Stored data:
>> begin

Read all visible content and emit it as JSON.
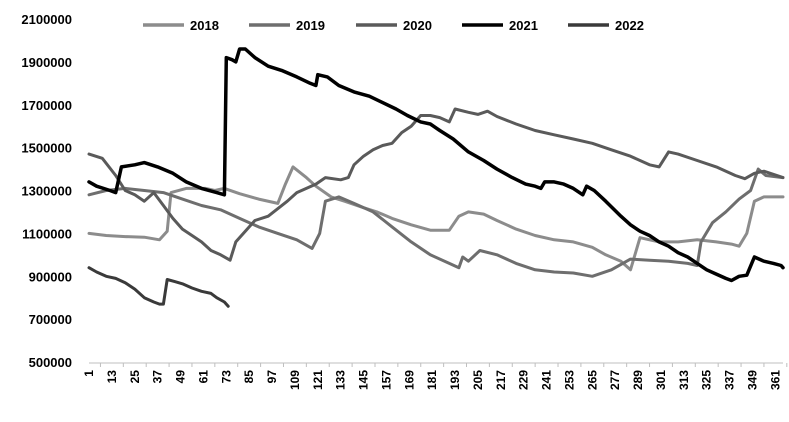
{
  "chart_data": {
    "type": "line",
    "title": "",
    "xlabel": "",
    "ylabel": "",
    "ylim": [
      500000,
      2100000
    ],
    "xlim": [
      1,
      365
    ],
    "y_ticks": [
      500000,
      700000,
      900000,
      1100000,
      1300000,
      1500000,
      1700000,
      1900000,
      2100000
    ],
    "y_tick_labels": [
      "500000",
      "700000",
      "900000",
      "1100000",
      "1300000",
      "1500000",
      "1700000",
      "1900000",
      "2100000"
    ],
    "x_ticks": [
      1,
      13,
      25,
      37,
      49,
      61,
      73,
      85,
      97,
      109,
      121,
      133,
      145,
      157,
      169,
      181,
      193,
      205,
      217,
      229,
      241,
      253,
      265,
      277,
      289,
      301,
      313,
      325,
      337,
      349,
      361
    ],
    "x_tick_labels": [
      "1",
      "13",
      "25",
      "37",
      "49",
      "61",
      "73",
      "85",
      "97",
      "109",
      "121",
      "133",
      "145",
      "157",
      "169",
      "181",
      "193",
      "205",
      "217",
      "229",
      "241",
      "253",
      "265",
      "277",
      "289",
      "301",
      "313",
      "325",
      "337",
      "349",
      "361"
    ],
    "grid": false,
    "legend": "top",
    "series": [
      {
        "name": "2018",
        "color": "#8c8c8c",
        "width": 3,
        "points": [
          [
            1,
            1100000
          ],
          [
            10,
            1090000
          ],
          [
            20,
            1085000
          ],
          [
            30,
            1082000
          ],
          [
            38,
            1070000
          ],
          [
            42,
            1110000
          ],
          [
            44,
            1290000
          ],
          [
            52,
            1310000
          ],
          [
            62,
            1310000
          ],
          [
            67,
            1300000
          ],
          [
            72,
            1310000
          ],
          [
            80,
            1285000
          ],
          [
            90,
            1260000
          ],
          [
            100,
            1240000
          ],
          [
            104,
            1330000
          ],
          [
            108,
            1410000
          ],
          [
            115,
            1360000
          ],
          [
            120,
            1320000
          ],
          [
            128,
            1270000
          ],
          [
            135,
            1250000
          ],
          [
            145,
            1220000
          ],
          [
            152,
            1200000
          ],
          [
            160,
            1170000
          ],
          [
            170,
            1140000
          ],
          [
            180,
            1115000
          ],
          [
            190,
            1115000
          ],
          [
            195,
            1180000
          ],
          [
            200,
            1200000
          ],
          [
            208,
            1190000
          ],
          [
            215,
            1160000
          ],
          [
            225,
            1120000
          ],
          [
            235,
            1090000
          ],
          [
            245,
            1070000
          ],
          [
            255,
            1060000
          ],
          [
            265,
            1035000
          ],
          [
            272,
            1000000
          ],
          [
            280,
            970000
          ],
          [
            285,
            930000
          ],
          [
            290,
            1080000
          ],
          [
            300,
            1060000
          ],
          [
            310,
            1060000
          ],
          [
            320,
            1070000
          ],
          [
            330,
            1060000
          ],
          [
            338,
            1050000
          ],
          [
            342,
            1040000
          ],
          [
            346,
            1100000
          ],
          [
            350,
            1250000
          ],
          [
            355,
            1270000
          ],
          [
            362,
            1270000
          ],
          [
            365,
            1270000
          ]
        ]
      },
      {
        "name": "2019",
        "color": "#6e6e6e",
        "width": 3,
        "points": [
          [
            1,
            1280000
          ],
          [
            10,
            1300000
          ],
          [
            20,
            1310000
          ],
          [
            30,
            1300000
          ],
          [
            40,
            1290000
          ],
          [
            50,
            1260000
          ],
          [
            60,
            1230000
          ],
          [
            70,
            1210000
          ],
          [
            80,
            1170000
          ],
          [
            90,
            1130000
          ],
          [
            100,
            1100000
          ],
          [
            110,
            1070000
          ],
          [
            118,
            1030000
          ],
          [
            122,
            1100000
          ],
          [
            125,
            1250000
          ],
          [
            132,
            1270000
          ],
          [
            140,
            1240000
          ],
          [
            150,
            1200000
          ],
          [
            160,
            1130000
          ],
          [
            170,
            1060000
          ],
          [
            180,
            1000000
          ],
          [
            190,
            960000
          ],
          [
            195,
            940000
          ],
          [
            197,
            990000
          ],
          [
            200,
            970000
          ],
          [
            206,
            1020000
          ],
          [
            215,
            1000000
          ],
          [
            225,
            960000
          ],
          [
            235,
            930000
          ],
          [
            245,
            920000
          ],
          [
            255,
            915000
          ],
          [
            265,
            900000
          ],
          [
            275,
            930000
          ],
          [
            285,
            980000
          ],
          [
            295,
            975000
          ],
          [
            305,
            970000
          ],
          [
            315,
            960000
          ],
          [
            320,
            950000
          ],
          [
            322,
            1060000
          ],
          [
            328,
            1150000
          ],
          [
            335,
            1200000
          ],
          [
            342,
            1260000
          ],
          [
            348,
            1300000
          ],
          [
            352,
            1400000
          ],
          [
            356,
            1370000
          ],
          [
            365,
            1360000
          ]
        ]
      },
      {
        "name": "2020",
        "color": "#5a5a5a",
        "width": 3,
        "points": [
          [
            1,
            1470000
          ],
          [
            8,
            1450000
          ],
          [
            15,
            1370000
          ],
          [
            20,
            1300000
          ],
          [
            25,
            1280000
          ],
          [
            30,
            1250000
          ],
          [
            35,
            1290000
          ],
          [
            40,
            1230000
          ],
          [
            45,
            1170000
          ],
          [
            50,
            1120000
          ],
          [
            55,
            1090000
          ],
          [
            60,
            1060000
          ],
          [
            65,
            1020000
          ],
          [
            70,
            1000000
          ],
          [
            75,
            975000
          ],
          [
            78,
            1060000
          ],
          [
            82,
            1100000
          ],
          [
            88,
            1160000
          ],
          [
            95,
            1180000
          ],
          [
            105,
            1250000
          ],
          [
            110,
            1290000
          ],
          [
            120,
            1330000
          ],
          [
            125,
            1360000
          ],
          [
            133,
            1350000
          ],
          [
            137,
            1360000
          ],
          [
            140,
            1420000
          ],
          [
            145,
            1460000
          ],
          [
            150,
            1490000
          ],
          [
            155,
            1510000
          ],
          [
            160,
            1520000
          ],
          [
            165,
            1570000
          ],
          [
            170,
            1600000
          ],
          [
            175,
            1650000
          ],
          [
            180,
            1650000
          ],
          [
            185,
            1640000
          ],
          [
            190,
            1620000
          ],
          [
            193,
            1680000
          ],
          [
            200,
            1665000
          ],
          [
            205,
            1655000
          ],
          [
            210,
            1670000
          ],
          [
            215,
            1645000
          ],
          [
            225,
            1610000
          ],
          [
            235,
            1580000
          ],
          [
            245,
            1560000
          ],
          [
            255,
            1540000
          ],
          [
            265,
            1520000
          ],
          [
            275,
            1490000
          ],
          [
            285,
            1460000
          ],
          [
            295,
            1420000
          ],
          [
            300,
            1410000
          ],
          [
            305,
            1480000
          ],
          [
            310,
            1470000
          ],
          [
            320,
            1440000
          ],
          [
            330,
            1410000
          ],
          [
            340,
            1370000
          ],
          [
            345,
            1355000
          ],
          [
            350,
            1380000
          ],
          [
            355,
            1390000
          ],
          [
            365,
            1360000
          ]
        ]
      },
      {
        "name": "2021",
        "color": "#000000",
        "width": 3.5,
        "points": [
          [
            1,
            1340000
          ],
          [
            5,
            1320000
          ],
          [
            12,
            1300000
          ],
          [
            15,
            1290000
          ],
          [
            18,
            1410000
          ],
          [
            25,
            1420000
          ],
          [
            30,
            1430000
          ],
          [
            37,
            1410000
          ],
          [
            45,
            1380000
          ],
          [
            52,
            1340000
          ],
          [
            60,
            1310000
          ],
          [
            68,
            1290000
          ],
          [
            72,
            1280000
          ],
          [
            73,
            1920000
          ],
          [
            76,
            1910000
          ],
          [
            78,
            1900000
          ],
          [
            80,
            1960000
          ],
          [
            83,
            1960000
          ],
          [
            88,
            1920000
          ],
          [
            95,
            1880000
          ],
          [
            102,
            1860000
          ],
          [
            110,
            1830000
          ],
          [
            117,
            1800000
          ],
          [
            120,
            1790000
          ],
          [
            121,
            1840000
          ],
          [
            126,
            1830000
          ],
          [
            132,
            1790000
          ],
          [
            140,
            1760000
          ],
          [
            148,
            1740000
          ],
          [
            155,
            1710000
          ],
          [
            162,
            1680000
          ],
          [
            168,
            1650000
          ],
          [
            175,
            1620000
          ],
          [
            180,
            1610000
          ],
          [
            185,
            1580000
          ],
          [
            192,
            1540000
          ],
          [
            200,
            1480000
          ],
          [
            208,
            1440000
          ],
          [
            215,
            1400000
          ],
          [
            223,
            1360000
          ],
          [
            230,
            1330000
          ],
          [
            235,
            1320000
          ],
          [
            238,
            1310000
          ],
          [
            240,
            1340000
          ],
          [
            245,
            1340000
          ],
          [
            250,
            1330000
          ],
          [
            255,
            1310000
          ],
          [
            260,
            1280000
          ],
          [
            262,
            1320000
          ],
          [
            266,
            1300000
          ],
          [
            272,
            1250000
          ],
          [
            280,
            1180000
          ],
          [
            285,
            1140000
          ],
          [
            290,
            1110000
          ],
          [
            295,
            1090000
          ],
          [
            300,
            1060000
          ],
          [
            305,
            1040000
          ],
          [
            310,
            1010000
          ],
          [
            315,
            990000
          ],
          [
            320,
            960000
          ],
          [
            325,
            930000
          ],
          [
            330,
            910000
          ],
          [
            335,
            890000
          ],
          [
            338,
            880000
          ],
          [
            342,
            900000
          ],
          [
            346,
            905000
          ],
          [
            350,
            990000
          ],
          [
            355,
            970000
          ],
          [
            360,
            960000
          ],
          [
            364,
            950000
          ],
          [
            365,
            940000
          ]
        ]
      },
      {
        "name": "2022",
        "color": "#3a3a3a",
        "width": 3,
        "points": [
          [
            1,
            940000
          ],
          [
            5,
            920000
          ],
          [
            10,
            900000
          ],
          [
            15,
            890000
          ],
          [
            20,
            870000
          ],
          [
            25,
            840000
          ],
          [
            30,
            800000
          ],
          [
            35,
            780000
          ],
          [
            38,
            770000
          ],
          [
            40,
            770000
          ],
          [
            42,
            885000
          ],
          [
            46,
            875000
          ],
          [
            50,
            865000
          ],
          [
            55,
            845000
          ],
          [
            60,
            830000
          ],
          [
            65,
            820000
          ],
          [
            68,
            800000
          ],
          [
            72,
            780000
          ],
          [
            74,
            760000
          ]
        ]
      }
    ]
  }
}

>> end

Report all lines of the material that contain the word "name".

- SOLUTION FOR THIS EXERCISE -
        "name": "2018",
        "name": "2019",
        "name": "2020",
        "name": "2021",
        "name": "2022",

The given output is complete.